====== DATA SUPPLIED
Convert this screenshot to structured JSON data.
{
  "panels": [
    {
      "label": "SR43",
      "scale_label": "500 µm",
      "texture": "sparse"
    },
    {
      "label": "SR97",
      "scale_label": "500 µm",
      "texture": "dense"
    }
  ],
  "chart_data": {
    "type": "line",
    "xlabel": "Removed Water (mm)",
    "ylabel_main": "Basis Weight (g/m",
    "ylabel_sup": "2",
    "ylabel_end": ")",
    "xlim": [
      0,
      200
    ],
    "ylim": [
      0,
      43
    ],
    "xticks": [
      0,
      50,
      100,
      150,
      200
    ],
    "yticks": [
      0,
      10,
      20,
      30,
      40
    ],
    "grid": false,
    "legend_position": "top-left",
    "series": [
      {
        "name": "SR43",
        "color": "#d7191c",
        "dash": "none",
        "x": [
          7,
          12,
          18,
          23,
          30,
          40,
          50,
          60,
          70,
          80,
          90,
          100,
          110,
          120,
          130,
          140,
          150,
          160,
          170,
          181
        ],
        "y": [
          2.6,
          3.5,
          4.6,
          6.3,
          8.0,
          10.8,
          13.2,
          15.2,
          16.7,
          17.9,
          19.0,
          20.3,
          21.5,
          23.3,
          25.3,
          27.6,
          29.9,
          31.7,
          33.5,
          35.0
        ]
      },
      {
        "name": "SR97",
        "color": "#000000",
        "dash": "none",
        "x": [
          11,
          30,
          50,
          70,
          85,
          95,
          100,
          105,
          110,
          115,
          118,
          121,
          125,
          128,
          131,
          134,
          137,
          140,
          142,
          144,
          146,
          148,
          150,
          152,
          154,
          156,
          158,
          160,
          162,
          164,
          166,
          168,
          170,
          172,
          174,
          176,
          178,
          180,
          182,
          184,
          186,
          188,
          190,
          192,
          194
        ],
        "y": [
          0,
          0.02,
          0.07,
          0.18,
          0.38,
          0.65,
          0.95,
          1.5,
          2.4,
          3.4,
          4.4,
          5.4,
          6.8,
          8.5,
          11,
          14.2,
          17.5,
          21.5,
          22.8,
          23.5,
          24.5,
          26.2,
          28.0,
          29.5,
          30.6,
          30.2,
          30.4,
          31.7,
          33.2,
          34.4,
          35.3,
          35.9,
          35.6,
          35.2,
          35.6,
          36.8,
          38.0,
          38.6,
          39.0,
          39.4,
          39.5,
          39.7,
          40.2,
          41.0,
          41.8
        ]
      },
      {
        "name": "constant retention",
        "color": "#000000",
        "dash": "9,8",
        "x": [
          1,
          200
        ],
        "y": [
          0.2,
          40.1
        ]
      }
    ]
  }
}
============
◆ **DIRECTIONS**
From the listing above, reproduce all the lines exactly.

◆ **ANSWER BELOW**
Convert this screenshot to structured JSON data.
{
  "panels": [
    {
      "label": "SR43",
      "scale_label": "500 µm",
      "texture": "sparse"
    },
    {
      "label": "SR97",
      "scale_label": "500 µm",
      "texture": "dense"
    }
  ],
  "chart_data": {
    "type": "line",
    "xlabel": "Removed Water (mm)",
    "ylabel_main": "Basis Weight (g/m",
    "ylabel_sup": "2",
    "ylabel_end": ")",
    "xlim": [
      0,
      200
    ],
    "ylim": [
      0,
      43
    ],
    "xticks": [
      0,
      50,
      100,
      150,
      200
    ],
    "yticks": [
      0,
      10,
      20,
      30,
      40
    ],
    "grid": false,
    "legend_position": "top-left",
    "series": [
      {
        "name": "SR43",
        "color": "#d7191c",
        "dash": "none",
        "x": [
          7,
          12,
          18,
          23,
          30,
          40,
          50,
          60,
          70,
          80,
          90,
          100,
          110,
          120,
          130,
          140,
          150,
          160,
          170,
          181
        ],
        "y": [
          2.6,
          3.5,
          4.6,
          6.3,
          8.0,
          10.8,
          13.2,
          15.2,
          16.7,
          17.9,
          19.0,
          20.3,
          21.5,
          23.3,
          25.3,
          27.6,
          29.9,
          31.7,
          33.5,
          35.0
        ]
      },
      {
        "name": "SR97",
        "color": "#000000",
        "dash": "none",
        "x": [
          11,
          30,
          50,
          70,
          85,
          95,
          100,
          105,
          110,
          115,
          118,
          121,
          125,
          128,
          131,
          134,
          137,
          140,
          142,
          144,
          146,
          148,
          150,
          152,
          154,
          156,
          158,
          160,
          162,
          164,
          166,
          168,
          170,
          172,
          174,
          176,
          178,
          180,
          182,
          184,
          186,
          188,
          190,
          192,
          194
        ],
        "y": [
          0,
          0.02,
          0.07,
          0.18,
          0.38,
          0.65,
          0.95,
          1.5,
          2.4,
          3.4,
          4.4,
          5.4,
          6.8,
          8.5,
          11,
          14.2,
          17.5,
          21.5,
          22.8,
          23.5,
          24.5,
          26.2,
          28.0,
          29.5,
          30.6,
          30.2,
          30.4,
          31.7,
          33.2,
          34.4,
          35.3,
          35.9,
          35.6,
          35.2,
          35.6,
          36.8,
          38.0,
          38.6,
          39.0,
          39.4,
          39.5,
          39.7,
          40.2,
          41.0,
          41.8
        ]
      },
      {
        "name": "constant retention",
        "color": "#000000",
        "dash": "9,8",
        "x": [
          1,
          200
        ],
        "y": [
          0.2,
          40.1
        ]
      }
    ]
  }
}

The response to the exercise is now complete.